§ **Task 1**
Answer each question from the passage on consulting-firm mergers, one per line:
(a) In what city is The Ford Group based?
(b) When did Aon Consulting buy Alexander & Alexander Consulting Group?
(c) What position does Karen Roberts hold at Deloitte & Touche?
§ **Task 2**
Name every firm mentioned in the passage on consulting-firm mergers.
§ **Task 3**
According to Karen Roberts in the passage on consulting-firm mergers, why does a company that skips doing a merger right lose revenues anyway?

Agrees Sandra Ford, president of The Ford Group, a Philadelphia-based firm that specializes in placing senior-level consultants: "I don't think they're any better than corporations in how they do mergers, and consulting firms come across as being worse, because you would expect that they would know what the heck they're doing."

Ham-handedness by agglomerating consulting firms tends to occur in a few key areas, say search-firm executives and consultants themselves. Consolidators underestimate the turmoil caused by the melding of corporate cultures even where they're fairly compatible. Or they refuse to communicate what's happening from the get-go, ticking off staffers who are savvy enough to know that a merger is coming down and feel slighted about being kept in the dark.

Some muddy the crucial criteria of performance measurement and how it will affect compensation and the track to partnership. They may fail to deal fully with the ego needs of consultants or the willingness of rank-and-file staffers and even senior-level consultants to jump ship into an economy that continues to demonstrate an insatiable demand for their services.

"They perceive that they'll lose revenues if they stop to do it right," believes Karen Roberts, senior manager of the integrated health group for Deloitte & Touche, in the firm's San Francisco office. "But in fact the reverse happens, because the rumor mill is just grinding stuff out all the time. People aren't productive; they are focused internally instead of on the marketplace or on their clients. The company loses revenues anyway."

Roberts should know. She was on the staff of Alexander & Alexander Consulting Group in San Francisco when Aon Consulting bought the firm in December 1997, and left last May for her new position with Deloitte & Touche. "Understanding that there is always fear in the initial stages of any acquisition, I was going to give it a year," Roberts recalls. But though Aon "was trying" and "doing many right things," it turned out not to be the culture that she'd bought into at Alexander & Alexander or "the type of work I wanted to do."

§ **Record list**
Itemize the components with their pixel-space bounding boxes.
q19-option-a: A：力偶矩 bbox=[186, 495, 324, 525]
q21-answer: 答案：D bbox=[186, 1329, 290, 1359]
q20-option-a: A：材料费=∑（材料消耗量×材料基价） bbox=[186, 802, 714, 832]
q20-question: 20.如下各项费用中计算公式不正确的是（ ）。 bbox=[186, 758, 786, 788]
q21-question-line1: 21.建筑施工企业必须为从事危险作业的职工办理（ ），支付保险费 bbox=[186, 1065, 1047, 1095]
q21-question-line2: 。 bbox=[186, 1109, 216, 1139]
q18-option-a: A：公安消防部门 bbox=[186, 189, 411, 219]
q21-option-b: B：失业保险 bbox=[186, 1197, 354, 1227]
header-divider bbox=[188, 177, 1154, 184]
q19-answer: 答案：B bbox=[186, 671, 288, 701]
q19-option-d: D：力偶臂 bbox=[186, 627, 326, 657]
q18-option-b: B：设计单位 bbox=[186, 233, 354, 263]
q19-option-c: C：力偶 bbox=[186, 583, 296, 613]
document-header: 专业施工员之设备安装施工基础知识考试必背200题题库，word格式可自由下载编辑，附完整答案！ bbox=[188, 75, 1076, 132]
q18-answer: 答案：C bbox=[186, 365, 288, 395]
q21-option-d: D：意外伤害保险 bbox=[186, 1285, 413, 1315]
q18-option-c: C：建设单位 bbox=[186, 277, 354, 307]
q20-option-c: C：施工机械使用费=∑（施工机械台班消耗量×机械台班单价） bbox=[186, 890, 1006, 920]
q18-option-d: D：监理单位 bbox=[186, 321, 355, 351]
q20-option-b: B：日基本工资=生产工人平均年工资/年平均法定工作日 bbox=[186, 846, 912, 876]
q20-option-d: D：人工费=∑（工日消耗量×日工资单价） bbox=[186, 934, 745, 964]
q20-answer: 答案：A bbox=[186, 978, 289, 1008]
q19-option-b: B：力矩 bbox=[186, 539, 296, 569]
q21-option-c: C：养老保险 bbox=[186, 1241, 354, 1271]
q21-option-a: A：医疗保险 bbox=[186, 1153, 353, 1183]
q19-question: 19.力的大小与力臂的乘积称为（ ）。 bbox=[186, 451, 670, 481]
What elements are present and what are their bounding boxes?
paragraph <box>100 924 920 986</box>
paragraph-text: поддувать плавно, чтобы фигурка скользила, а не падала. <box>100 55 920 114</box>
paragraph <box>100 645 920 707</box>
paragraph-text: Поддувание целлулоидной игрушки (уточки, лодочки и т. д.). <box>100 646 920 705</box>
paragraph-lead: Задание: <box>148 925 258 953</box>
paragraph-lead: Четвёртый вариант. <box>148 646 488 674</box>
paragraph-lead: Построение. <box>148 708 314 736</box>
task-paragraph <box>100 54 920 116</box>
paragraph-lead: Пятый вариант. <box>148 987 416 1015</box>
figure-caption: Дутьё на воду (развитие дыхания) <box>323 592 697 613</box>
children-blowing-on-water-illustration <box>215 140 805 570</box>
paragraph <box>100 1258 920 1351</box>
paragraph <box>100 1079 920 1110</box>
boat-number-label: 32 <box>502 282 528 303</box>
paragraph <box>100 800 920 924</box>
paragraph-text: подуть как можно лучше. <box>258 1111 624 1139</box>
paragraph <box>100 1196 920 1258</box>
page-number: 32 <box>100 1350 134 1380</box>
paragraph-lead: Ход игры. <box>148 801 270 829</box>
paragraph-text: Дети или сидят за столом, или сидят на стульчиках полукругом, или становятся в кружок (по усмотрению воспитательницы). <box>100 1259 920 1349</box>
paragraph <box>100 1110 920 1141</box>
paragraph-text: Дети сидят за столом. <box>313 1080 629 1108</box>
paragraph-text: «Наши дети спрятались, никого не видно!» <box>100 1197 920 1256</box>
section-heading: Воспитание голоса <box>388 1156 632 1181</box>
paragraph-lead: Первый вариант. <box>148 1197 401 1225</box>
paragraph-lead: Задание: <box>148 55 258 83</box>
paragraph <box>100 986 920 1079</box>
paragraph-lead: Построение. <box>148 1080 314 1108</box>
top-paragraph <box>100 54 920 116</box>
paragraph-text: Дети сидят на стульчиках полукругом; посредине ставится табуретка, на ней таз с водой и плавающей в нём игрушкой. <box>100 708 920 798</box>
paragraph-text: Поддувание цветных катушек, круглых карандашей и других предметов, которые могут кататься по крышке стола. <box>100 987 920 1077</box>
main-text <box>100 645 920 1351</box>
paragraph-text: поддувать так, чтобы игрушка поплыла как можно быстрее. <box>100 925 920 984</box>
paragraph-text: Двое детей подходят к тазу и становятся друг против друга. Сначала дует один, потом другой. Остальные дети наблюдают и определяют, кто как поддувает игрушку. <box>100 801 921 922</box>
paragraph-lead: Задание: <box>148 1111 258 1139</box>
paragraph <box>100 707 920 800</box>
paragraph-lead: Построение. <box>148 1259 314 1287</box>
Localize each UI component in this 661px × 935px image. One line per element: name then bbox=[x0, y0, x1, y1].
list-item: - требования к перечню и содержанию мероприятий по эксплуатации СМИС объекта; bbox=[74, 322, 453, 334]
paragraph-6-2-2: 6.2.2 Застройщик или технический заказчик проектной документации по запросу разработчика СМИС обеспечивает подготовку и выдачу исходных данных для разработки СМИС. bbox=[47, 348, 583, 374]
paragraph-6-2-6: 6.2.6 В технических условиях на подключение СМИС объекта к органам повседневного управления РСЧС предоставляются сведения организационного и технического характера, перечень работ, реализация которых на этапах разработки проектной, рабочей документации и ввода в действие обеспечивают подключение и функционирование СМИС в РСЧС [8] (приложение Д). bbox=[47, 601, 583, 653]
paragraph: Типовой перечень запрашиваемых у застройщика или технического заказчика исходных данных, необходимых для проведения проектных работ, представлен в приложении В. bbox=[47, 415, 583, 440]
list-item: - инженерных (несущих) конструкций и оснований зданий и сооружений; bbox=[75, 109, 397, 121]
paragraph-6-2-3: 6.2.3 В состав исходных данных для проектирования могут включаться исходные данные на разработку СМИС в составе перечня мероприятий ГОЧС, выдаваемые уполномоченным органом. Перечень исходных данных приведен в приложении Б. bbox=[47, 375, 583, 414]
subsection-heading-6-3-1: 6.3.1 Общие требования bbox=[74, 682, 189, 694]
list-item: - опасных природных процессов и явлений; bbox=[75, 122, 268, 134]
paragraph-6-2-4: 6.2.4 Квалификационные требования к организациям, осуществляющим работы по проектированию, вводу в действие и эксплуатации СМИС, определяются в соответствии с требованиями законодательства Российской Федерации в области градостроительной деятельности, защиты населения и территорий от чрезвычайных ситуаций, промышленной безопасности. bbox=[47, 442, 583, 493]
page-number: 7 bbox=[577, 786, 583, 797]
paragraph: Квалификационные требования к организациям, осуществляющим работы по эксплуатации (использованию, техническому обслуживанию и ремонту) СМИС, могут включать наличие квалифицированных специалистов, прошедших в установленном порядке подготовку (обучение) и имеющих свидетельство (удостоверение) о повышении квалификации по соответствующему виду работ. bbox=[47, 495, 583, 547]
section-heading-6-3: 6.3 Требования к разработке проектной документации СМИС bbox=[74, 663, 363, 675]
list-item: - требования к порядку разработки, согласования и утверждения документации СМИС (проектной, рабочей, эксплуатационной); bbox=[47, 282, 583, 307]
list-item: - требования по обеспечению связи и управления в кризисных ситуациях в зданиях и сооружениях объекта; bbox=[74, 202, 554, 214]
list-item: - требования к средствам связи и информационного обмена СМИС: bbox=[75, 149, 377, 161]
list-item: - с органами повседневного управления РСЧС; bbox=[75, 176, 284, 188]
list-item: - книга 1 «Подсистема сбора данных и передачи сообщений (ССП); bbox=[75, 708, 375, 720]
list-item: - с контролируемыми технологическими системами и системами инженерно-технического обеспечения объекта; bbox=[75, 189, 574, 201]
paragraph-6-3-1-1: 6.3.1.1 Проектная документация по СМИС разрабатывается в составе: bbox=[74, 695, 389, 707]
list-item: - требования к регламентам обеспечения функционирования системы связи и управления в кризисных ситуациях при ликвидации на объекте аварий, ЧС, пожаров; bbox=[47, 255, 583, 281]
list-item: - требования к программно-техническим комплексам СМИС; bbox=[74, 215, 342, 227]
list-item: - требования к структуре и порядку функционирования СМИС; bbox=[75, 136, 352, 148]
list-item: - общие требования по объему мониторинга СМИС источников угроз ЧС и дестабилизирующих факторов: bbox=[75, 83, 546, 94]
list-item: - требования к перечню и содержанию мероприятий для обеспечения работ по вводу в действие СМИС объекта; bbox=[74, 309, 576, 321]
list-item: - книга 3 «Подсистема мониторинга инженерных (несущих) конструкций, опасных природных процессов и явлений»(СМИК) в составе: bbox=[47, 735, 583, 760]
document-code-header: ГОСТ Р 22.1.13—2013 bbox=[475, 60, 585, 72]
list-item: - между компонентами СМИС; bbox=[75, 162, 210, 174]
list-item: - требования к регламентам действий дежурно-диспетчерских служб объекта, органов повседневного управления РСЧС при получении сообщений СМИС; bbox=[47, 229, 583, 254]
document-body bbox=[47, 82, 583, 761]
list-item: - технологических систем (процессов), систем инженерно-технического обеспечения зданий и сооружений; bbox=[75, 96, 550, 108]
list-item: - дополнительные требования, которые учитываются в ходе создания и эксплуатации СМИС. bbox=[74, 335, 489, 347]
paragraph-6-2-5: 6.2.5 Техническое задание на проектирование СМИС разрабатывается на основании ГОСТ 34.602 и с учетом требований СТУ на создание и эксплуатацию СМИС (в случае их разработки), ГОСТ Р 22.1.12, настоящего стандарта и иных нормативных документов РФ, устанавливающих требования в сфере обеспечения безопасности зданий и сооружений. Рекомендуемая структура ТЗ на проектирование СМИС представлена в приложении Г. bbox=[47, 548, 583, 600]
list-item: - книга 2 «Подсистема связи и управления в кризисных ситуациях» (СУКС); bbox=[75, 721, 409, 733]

§ **Task output 1**
(a) Philadelphia
(b) December 1997
(c) Senior manager of the integrated health group

§ **Task output 2**
The Ford Group
Deloitte & Touche
Alexander & Alexander Consulting Group
Aon Consulting

§ **Task output 3**
The rumor mill keeps grinding, so people aren't productive. They focus internally instead of on the marketplace or their clients, and the company loses revenues regardless.